** Begin Supplied text **

Last Updated:Aug 14, 2024

You can call the CreateSearchIndex operation to create one or more search indexes for a data table. When you create a search index, you can add the fields that you want to query to the search index and configure advanced settings for the search index. For example, you can configure the routing key and presorting settings.

Prerequisites

  • An OTSClient instance is initialized. For more information, see Initialize an OTSClient instance.

  • A data table for which the max_version parameter is set to 1 is created. One of the following conditions must be met by the time_to_live parameter of the data table. For more information, see Create a data table.

    • The time_to_live parameter of the data table is set to -1, which specifies that the data in the data table never expires.

    • The time_to_live parameter of the data table is set to a value other than -1, and update operations on the data table are prohibited.

Usage notes

  • The data types of fields in a search index must match the data types of fields in the data table for which the search index is created. For more information, see Data type mappings.

  • To specify a value other than -1 for the time_to_live parameter of a search index, you must disable the UpdateRow operation on the data table for which the search index is created. The value of the time_to_live parameter for the search index must be less than or equal to the value of the time_to_live parameter for the data table. For more information, see TTL of search indexes.

Parameters

When you create a search index, you must configure the table_name, index_name, and schema parameters. You must also configure the field_schemas, index_setting, and index_sort parameters in schema. The following table describes the parameters.

Parameter

Description

table_name

The name of the data table.

index_name

The name of the search index.

field_schemas

The list of field schemas. You can configure the following parameters for each field schema:

  • field_name: required. This parameter specifies the name of the field in the search index. The value is used as the column name. Type: String.

    A column in a search index can be a primary key column or an attribute column.

  • field_type: required. This parameter specifies the type of the field. Specify the type in the FieldType.XXX format. For more information, see Data type mappings.

  • is_array: optional. This parameter specifies whether the value is an array. Type: Boolean.

** End Supplied text **

Complete the following
(1) In the text on creating search indexes, what value must the data table's max_version parameter be set to?
(2) Carry on with the text on creating search indexes, starting right after its last sentence.

** Begin Given information **

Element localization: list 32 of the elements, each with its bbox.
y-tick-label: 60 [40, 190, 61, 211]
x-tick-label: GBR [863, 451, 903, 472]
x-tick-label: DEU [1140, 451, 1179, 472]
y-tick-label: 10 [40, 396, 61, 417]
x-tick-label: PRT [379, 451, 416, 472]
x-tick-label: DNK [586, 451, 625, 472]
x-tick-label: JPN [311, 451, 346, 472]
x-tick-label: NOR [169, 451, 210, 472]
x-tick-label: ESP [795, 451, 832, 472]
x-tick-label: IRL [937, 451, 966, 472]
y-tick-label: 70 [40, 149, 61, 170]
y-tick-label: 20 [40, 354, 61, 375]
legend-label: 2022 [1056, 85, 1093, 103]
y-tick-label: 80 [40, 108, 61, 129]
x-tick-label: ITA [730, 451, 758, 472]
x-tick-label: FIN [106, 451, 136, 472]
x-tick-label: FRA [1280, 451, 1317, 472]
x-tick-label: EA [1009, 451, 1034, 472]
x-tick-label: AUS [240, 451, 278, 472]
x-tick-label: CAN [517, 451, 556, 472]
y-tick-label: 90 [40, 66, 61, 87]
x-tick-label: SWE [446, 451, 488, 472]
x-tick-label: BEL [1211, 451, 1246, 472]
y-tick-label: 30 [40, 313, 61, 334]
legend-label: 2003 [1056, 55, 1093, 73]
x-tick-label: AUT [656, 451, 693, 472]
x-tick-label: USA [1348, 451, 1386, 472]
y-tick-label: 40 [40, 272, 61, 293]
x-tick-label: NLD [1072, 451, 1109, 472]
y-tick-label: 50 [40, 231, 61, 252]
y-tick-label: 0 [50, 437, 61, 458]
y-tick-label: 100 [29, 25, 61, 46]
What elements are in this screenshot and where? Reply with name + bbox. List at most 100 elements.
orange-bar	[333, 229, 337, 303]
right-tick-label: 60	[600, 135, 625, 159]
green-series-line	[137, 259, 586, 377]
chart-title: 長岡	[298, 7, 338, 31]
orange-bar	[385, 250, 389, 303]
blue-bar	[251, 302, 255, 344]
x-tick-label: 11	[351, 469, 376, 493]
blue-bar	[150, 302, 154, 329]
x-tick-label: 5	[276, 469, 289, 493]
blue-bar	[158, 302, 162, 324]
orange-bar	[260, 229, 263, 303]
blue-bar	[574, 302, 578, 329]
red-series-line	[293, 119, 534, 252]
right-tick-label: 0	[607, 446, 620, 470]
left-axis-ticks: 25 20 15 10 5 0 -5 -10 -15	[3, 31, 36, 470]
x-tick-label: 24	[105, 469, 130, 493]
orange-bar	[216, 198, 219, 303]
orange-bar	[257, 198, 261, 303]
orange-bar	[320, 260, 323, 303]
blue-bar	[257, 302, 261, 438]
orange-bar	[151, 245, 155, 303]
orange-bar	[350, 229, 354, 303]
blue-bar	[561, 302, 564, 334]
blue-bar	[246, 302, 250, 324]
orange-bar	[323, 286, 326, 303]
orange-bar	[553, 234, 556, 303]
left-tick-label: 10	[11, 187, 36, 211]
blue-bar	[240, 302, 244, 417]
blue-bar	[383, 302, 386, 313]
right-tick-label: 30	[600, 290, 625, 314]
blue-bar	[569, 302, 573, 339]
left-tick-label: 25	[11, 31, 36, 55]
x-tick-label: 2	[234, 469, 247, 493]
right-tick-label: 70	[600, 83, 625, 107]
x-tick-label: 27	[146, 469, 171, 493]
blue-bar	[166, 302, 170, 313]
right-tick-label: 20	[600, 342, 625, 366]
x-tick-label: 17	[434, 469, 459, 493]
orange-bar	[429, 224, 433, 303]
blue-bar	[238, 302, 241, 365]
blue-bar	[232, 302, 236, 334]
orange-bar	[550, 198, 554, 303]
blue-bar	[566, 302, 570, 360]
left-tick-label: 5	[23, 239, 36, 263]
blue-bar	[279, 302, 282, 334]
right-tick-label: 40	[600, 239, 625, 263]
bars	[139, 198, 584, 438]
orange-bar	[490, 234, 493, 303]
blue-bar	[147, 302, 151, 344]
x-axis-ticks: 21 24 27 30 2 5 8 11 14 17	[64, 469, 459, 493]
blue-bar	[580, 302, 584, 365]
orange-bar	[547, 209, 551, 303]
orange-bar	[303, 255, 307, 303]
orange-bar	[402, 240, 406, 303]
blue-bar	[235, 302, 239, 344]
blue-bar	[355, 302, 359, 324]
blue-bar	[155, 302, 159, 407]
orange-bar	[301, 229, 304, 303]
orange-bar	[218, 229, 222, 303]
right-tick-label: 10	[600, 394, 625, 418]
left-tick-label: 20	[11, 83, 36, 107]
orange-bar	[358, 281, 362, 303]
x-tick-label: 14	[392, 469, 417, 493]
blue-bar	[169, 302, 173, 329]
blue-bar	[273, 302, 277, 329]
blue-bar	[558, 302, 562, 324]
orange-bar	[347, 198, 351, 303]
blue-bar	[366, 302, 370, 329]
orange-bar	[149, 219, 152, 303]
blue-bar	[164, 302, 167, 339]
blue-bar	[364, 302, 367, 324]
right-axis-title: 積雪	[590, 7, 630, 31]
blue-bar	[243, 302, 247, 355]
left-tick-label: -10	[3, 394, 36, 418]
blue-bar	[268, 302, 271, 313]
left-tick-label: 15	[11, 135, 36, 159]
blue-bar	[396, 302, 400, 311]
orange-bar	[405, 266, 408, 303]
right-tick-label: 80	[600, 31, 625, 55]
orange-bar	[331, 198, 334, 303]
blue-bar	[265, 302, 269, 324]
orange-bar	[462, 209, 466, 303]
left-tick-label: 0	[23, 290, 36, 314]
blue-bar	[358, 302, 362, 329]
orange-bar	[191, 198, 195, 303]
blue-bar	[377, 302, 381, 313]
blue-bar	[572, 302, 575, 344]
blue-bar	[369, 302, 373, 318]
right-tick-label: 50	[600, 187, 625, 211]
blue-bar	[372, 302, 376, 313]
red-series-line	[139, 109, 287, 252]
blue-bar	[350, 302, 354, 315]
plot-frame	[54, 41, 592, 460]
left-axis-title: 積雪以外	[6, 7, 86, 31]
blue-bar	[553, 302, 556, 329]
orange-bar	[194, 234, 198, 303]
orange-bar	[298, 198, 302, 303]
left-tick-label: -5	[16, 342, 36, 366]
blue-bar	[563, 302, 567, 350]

** End Given information **

Expected responses
(1) 1

(2)
    If you set this parameter to true, the column stores data as an array. Data written to the column must be a JSON array. Example: ["a","b","c"].

    Nested values are an array. If you set field_type to Nested, skip this parameter.

  • index: optional. This parameter specifies whether to enable indexing for the column. Type: Boolean.

    Default value: true. A value of true specifies that Tablestore indexes the column with an inverted indexing schema or a spatio-temporal indexing schema. A value of false specifies that Tablestore does not enable indexing for the column.

  • analyzer: optional. This parameter specifies the type of the analyzer that you want to use. If you set the field_type parameter to Text, you can configure this parameter. If you do not configure this parameter, the default analyzer type single-word tokenization is used. For more information, see Tokenization.

  • enable_sort_and_agg: optional. This parameter specifies whether to enable sorting and aggregation. Type: Boolean.

    Sorting can be performed only for fields for which the enable_sort_and_agg parameter is set to true. For more information, see Sorting and paging.

    Important

    Fields of the Nested type do not support the sorting and aggregation feature. The subcolumns of fields of the Nested type support the sorting and aggregation feature.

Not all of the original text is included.